■ EXERCISE BRIEF ■
Pictures within the data are to be left out; everything else must be reproduced exactly.

■ DATA LISTING ■
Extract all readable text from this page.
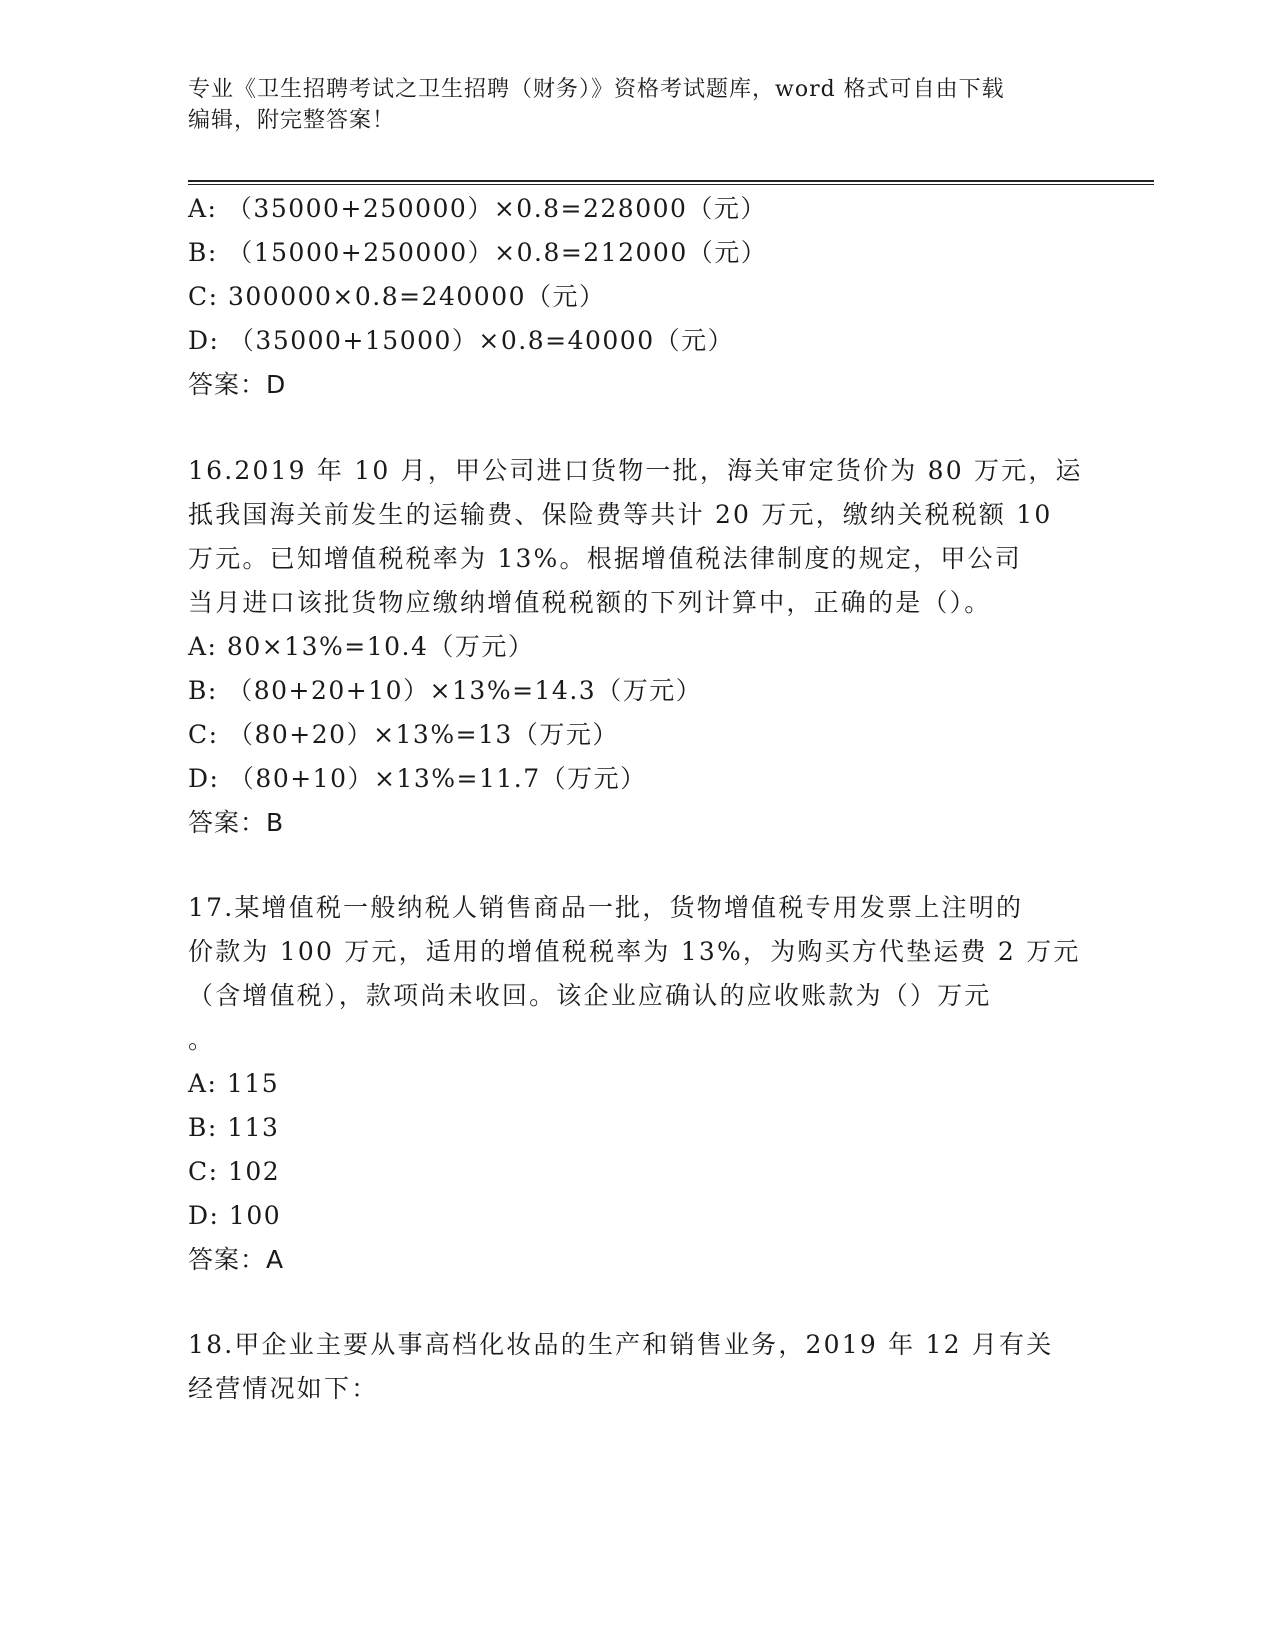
专业《卫生招聘考试之卫生招聘（财务）》资格考试题库，word 格式可自由下载
编辑，附完整答案！
A: （35000+250000）×0.8=228000（元）
B: （15000+250000）×0.8=212000（元）
C: 300000×0.8=240000（元）
D: （35000+15000）×0.8=40000（元）
答案：D
16.2019 年 10 月，甲公司进口货物一批，海关审定货价为 80 万元，运
抵我国海关前发生的运输费、保险费等共计 20 万元，缴纳关税税额 10
万元。已知增值税税率为 13%。根据增值税法律制度的规定，甲公司
当月进口该批货物应缴纳增值税税额的下列计算中，正确的是（）。
A: 80×13%=10.4（万元）
B: （80+20+10）×13%=14.3（万元）
C: （80+20）×13%=13（万元）
D: （80+10）×13%=11.7（万元）
答案：B
17.某增值税一般纳税人销售商品一批，货物增值税专用发票上注明的
价款为 100 万元，适用的增值税税率为 13%，为购买方代垫运费 2 万元
（含增值税），款项尚未收回。该企业应确认的应收账款为（）万元
。
A: 115
B: 113
C: 102
D: 100
答案：A
18.甲企业主要从事高档化妆品的生产和销售业务，2019 年 12 月有关
经营情况如下：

■ EXPECTED OUTPUT ■
Extract all readable text from this page.
专业《卫生招聘考试之卫生招聘（财务）》资格考试题库，word 格式可自由下载
编辑，附完整答案！
A: （35000+250000）×0.8=228000（元）
B: （15000+250000）×0.8=212000（元）
C: 300000×0.8=240000（元）
D: （35000+15000）×0.8=40000（元）
答案：D
16.2019 年 10 月，甲公司进口货物一批，海关审定货价为 80 万元，运
抵我国海关前发生的运输费、保险费等共计 20 万元，缴纳关税税额 10
万元。已知增值税税率为 13%。根据增值税法律制度的规定，甲公司
当月进口该批货物应缴纳增值税税额的下列计算中，正确的是（）。
A: 80×13%=10.4（万元）
B: （80+20+10）×13%=14.3（万元）
C: （80+20）×13%=13（万元）
D: （80+10）×13%=11.7（万元）
答案：B
17.某增值税一般纳税人销售商品一批，货物增值税专用发票上注明的
价款为 100 万元，适用的增值税税率为 13%，为购买方代垫运费 2 万元
（含增值税），款项尚未收回。该企业应确认的应收账款为（）万元
。
A: 115
B: 113
C: 102
D: 100
答案：A
18.甲企业主要从事高档化妆品的生产和销售业务，2019 年 12 月有关
经营情况如下：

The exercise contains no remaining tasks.